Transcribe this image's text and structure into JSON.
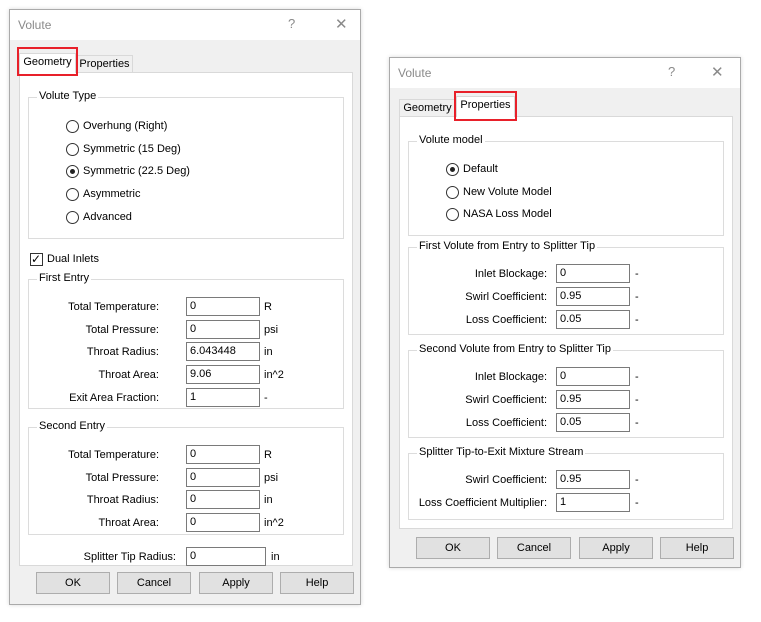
{
  "geometry_dialog": {
    "title": "Volute",
    "help_icon": "?",
    "close_icon": "✕",
    "tabs": [
      {
        "label": "Geometry",
        "active": true
      },
      {
        "label": "Properties",
        "active": false
      }
    ],
    "volute_type": {
      "label": "Volute Type",
      "options": [
        {
          "label": "Overhung (Right)",
          "selected": false
        },
        {
          "label": "Symmetric (15 Deg)",
          "selected": false
        },
        {
          "label": "Symmetric (22.5 Deg)",
          "selected": true
        },
        {
          "label": "Asymmetric",
          "selected": false
        },
        {
          "label": "Advanced",
          "selected": false
        }
      ]
    },
    "dual_inlets": {
      "label": "Dual Inlets",
      "checked": true
    },
    "first_entry": {
      "label": "First Entry",
      "fields": [
        {
          "label": "Total Temperature:",
          "value": "0",
          "unit": "R"
        },
        {
          "label": "Total Pressure:",
          "value": "0",
          "unit": "psi"
        },
        {
          "label": "Throat Radius:",
          "value": "6.043448",
          "unit": "in"
        },
        {
          "label": "Throat Area:",
          "value": "9.06",
          "unit": "in^2"
        },
        {
          "label": "Exit Area Fraction:",
          "value": "1",
          "unit": "-"
        }
      ]
    },
    "second_entry": {
      "label": "Second Entry",
      "fields": [
        {
          "label": "Total Temperature:",
          "value": "0",
          "unit": "R"
        },
        {
          "label": "Total Pressure:",
          "value": "0",
          "unit": "psi"
        },
        {
          "label": "Throat Radius:",
          "value": "0",
          "unit": "in"
        },
        {
          "label": "Throat Area:",
          "value": "0",
          "unit": "in^2"
        }
      ]
    },
    "splitter_tip_radius": {
      "label": "Splitter Tip Radius:",
      "value": "0",
      "unit": "in"
    },
    "buttons": {
      "ok": "OK",
      "cancel": "Cancel",
      "apply": "Apply",
      "help": "Help"
    }
  },
  "properties_dialog": {
    "title": "Volute",
    "help_icon": "?",
    "close_icon": "✕",
    "tabs": [
      {
        "label": "Geometry",
        "active": false
      },
      {
        "label": "Properties",
        "active": true
      }
    ],
    "volute_model": {
      "label": "Volute model",
      "options": [
        {
          "label": "Default",
          "selected": true
        },
        {
          "label": "New Volute Model",
          "selected": false
        },
        {
          "label": "NASA Loss Model",
          "selected": false
        }
      ]
    },
    "first_volute": {
      "label": "First Volute from Entry to Splitter Tip",
      "fields": [
        {
          "label": "Inlet Blockage:",
          "value": "0",
          "unit": "-"
        },
        {
          "label": "Swirl Coefficient:",
          "value": "0.95",
          "unit": "-"
        },
        {
          "label": "Loss Coefficient:",
          "value": "0.05",
          "unit": "-"
        }
      ]
    },
    "second_volute": {
      "label": "Second Volute from Entry to Splitter Tip",
      "fields": [
        {
          "label": "Inlet Blockage:",
          "value": "0",
          "unit": "-"
        },
        {
          "label": "Swirl Coefficient:",
          "value": "0.95",
          "unit": "-"
        },
        {
          "label": "Loss Coefficient:",
          "value": "0.05",
          "unit": "-"
        }
      ]
    },
    "mixture_stream": {
      "label": "Splitter Tip-to-Exit Mixture Stream",
      "fields": [
        {
          "label": "Swirl Coefficient:",
          "value": "0.95",
          "unit": "-"
        },
        {
          "label": "Loss Coefficient Multiplier:",
          "value": "1",
          "unit": "-"
        }
      ]
    },
    "buttons": {
      "ok": "OK",
      "cancel": "Cancel",
      "apply": "Apply",
      "help": "Help"
    }
  },
  "colors": {
    "highlight": "#e8202a",
    "dialog_bg": "#f0f0f0",
    "panel_bg": "#ffffff"
  }
}
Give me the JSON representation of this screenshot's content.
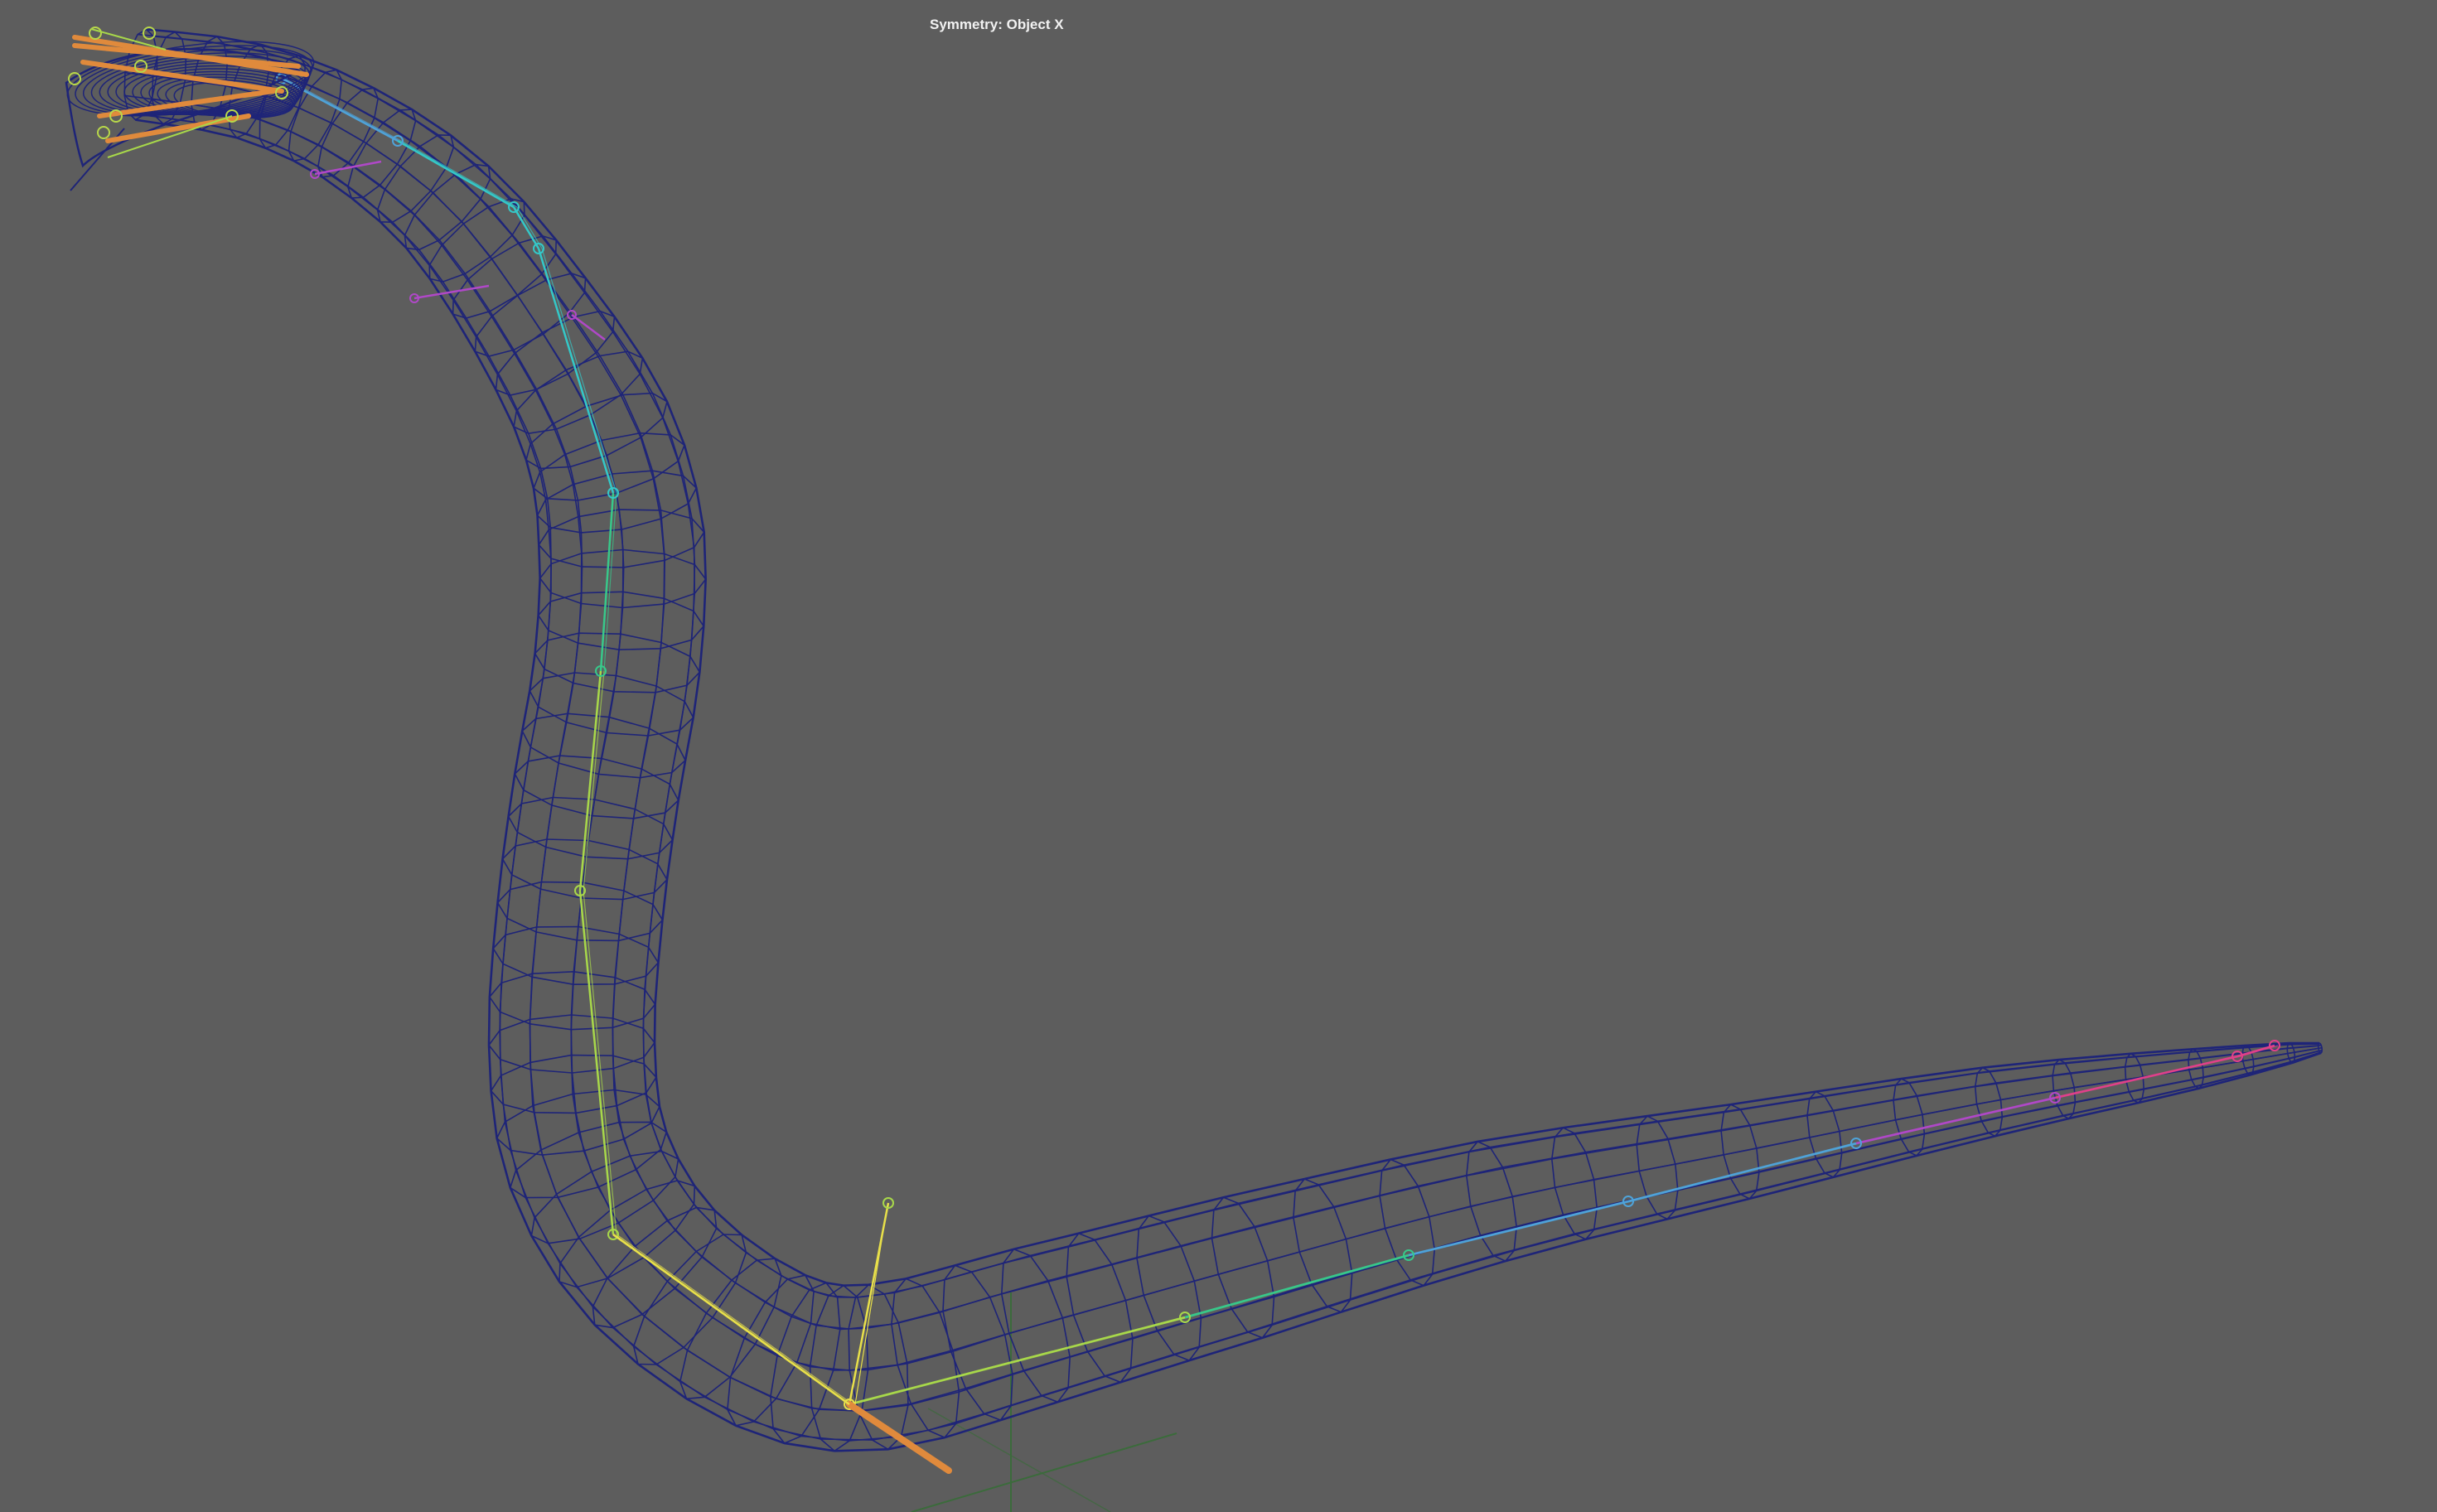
{
  "viewport": {
    "symmetry_label": "Symmetry: Object X",
    "background_color": "#5d5d5d",
    "mesh_color": "#1e2478",
    "grid_axis_color": "#3b6b3b"
  },
  "scene": {
    "objects": [
      {
        "name": "snake-body-mesh",
        "display": "wireframe",
        "color": "#1e2478"
      },
      {
        "name": "spine-joint-chain",
        "display": "joints",
        "colors": [
          "#f0a050",
          "#4fa3d9",
          "#34c8c8",
          "#38c88a",
          "#a8d84a",
          "#e8e04a",
          "#e6a040",
          "#b048c8"
        ]
      },
      {
        "name": "head-joint-cluster",
        "display": "joints",
        "color": "#e08a3c"
      }
    ]
  }
}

━━━━━━

[Problem details] In the records, locate each line holding the string "from" and copy it.

[Finished exercise]
      "label": "First Volute from Entry to Splitter Tip",
      "label": "Second Volute from Entry to Splitter Tip",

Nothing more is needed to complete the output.